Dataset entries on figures
※ ※ ※

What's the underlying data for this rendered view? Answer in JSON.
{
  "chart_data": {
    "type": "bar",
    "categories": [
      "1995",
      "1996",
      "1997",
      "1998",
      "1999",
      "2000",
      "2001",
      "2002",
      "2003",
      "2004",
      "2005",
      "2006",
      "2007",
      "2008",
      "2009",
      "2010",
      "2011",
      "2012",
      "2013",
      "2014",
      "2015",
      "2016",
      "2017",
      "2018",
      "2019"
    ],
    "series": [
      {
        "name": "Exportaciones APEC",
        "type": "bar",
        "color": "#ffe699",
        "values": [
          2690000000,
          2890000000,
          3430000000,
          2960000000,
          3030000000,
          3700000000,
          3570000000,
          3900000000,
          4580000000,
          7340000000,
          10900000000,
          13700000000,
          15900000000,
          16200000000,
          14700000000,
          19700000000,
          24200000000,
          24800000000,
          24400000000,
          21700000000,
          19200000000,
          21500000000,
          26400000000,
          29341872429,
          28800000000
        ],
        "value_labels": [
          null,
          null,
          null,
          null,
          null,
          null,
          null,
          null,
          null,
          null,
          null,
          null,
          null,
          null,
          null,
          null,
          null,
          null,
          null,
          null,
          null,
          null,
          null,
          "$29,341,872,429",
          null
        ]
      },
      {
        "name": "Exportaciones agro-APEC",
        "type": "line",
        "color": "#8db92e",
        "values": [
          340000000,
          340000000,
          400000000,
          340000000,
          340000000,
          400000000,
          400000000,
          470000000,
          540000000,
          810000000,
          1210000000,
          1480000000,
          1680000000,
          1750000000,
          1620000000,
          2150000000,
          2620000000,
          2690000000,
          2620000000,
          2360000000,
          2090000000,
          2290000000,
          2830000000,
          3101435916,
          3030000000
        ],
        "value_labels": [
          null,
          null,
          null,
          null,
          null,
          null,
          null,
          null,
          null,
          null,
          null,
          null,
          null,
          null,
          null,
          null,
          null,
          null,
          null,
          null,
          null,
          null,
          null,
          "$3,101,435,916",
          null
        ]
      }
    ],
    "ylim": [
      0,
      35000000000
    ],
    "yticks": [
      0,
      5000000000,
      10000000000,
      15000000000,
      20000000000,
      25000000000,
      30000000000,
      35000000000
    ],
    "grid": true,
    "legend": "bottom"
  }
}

※ ※ ※

◆ **Given request**:
Retype the listing. Match it exactly.

◆ **Response below**:
What's the underlying data for this rendered view? Answer in JSON.
{
  "chart_data": {
    "type": "bar",
    "categories": [
      "1995",
      "1996",
      "1997",
      "1998",
      "1999",
      "2000",
      "2001",
      "2002",
      "2003",
      "2004",
      "2005",
      "2006",
      "2007",
      "2008",
      "2009",
      "2010",
      "2011",
      "2012",
      "2013",
      "2014",
      "2015",
      "2016",
      "2017",
      "2018",
      "2019"
    ],
    "series": [
      {
        "name": "Exportaciones APEC",
        "type": "bar",
        "color": "#ffe699",
        "values": [
          2690000000,
          2890000000,
          3430000000,
          2960000000,
          3030000000,
          3700000000,
          3570000000,
          3900000000,
          4580000000,
          7340000000,
          10900000000,
          13700000000,
          15900000000,
          16200000000,
          14700000000,
          19700000000,
          24200000000,
          24800000000,
          24400000000,
          21700000000,
          19200000000,
          21500000000,
          26400000000,
          29341872429,
          28800000000
        ],
        "value_labels": [
          null,
          null,
          null,
          null,
          null,
          null,
          null,
          null,
          null,
          null,
          null,
          null,
          null,
          null,
          null,
          null,
          null,
          null,
          null,
          null,
          null,
          null,
          null,
          "$29,341,872,429",
          null
        ]
      },
      {
        "name": "Exportaciones agro-APEC",
        "type": "line",
        "color": "#8db92e",
        "values": [
          340000000,
          340000000,
          400000000,
          340000000,
          340000000,
          400000000,
          400000000,
          470000000,
          540000000,
          810000000,
          1210000000,
          1480000000,
          1680000000,
          1750000000,
          1620000000,
          2150000000,
          2620000000,
          2690000000,
          2620000000,
          2360000000,
          2090000000,
          2290000000,
          2830000000,
          3101435916,
          3030000000
        ],
        "value_labels": [
          null,
          null,
          null,
          null,
          null,
          null,
          null,
          null,
          null,
          null,
          null,
          null,
          null,
          null,
          null,
          null,
          null,
          null,
          null,
          null,
          null,
          null,
          null,
          "$3,101,435,916",
          null
        ]
      }
    ],
    "ylim": [
      0,
      35000000000
    ],
    "yticks": [
      0,
      5000000000,
      10000000000,
      15000000000,
      20000000000,
      25000000000,
      30000000000,
      35000000000
    ],
    "grid": true,
    "legend": "bottom"
  }
}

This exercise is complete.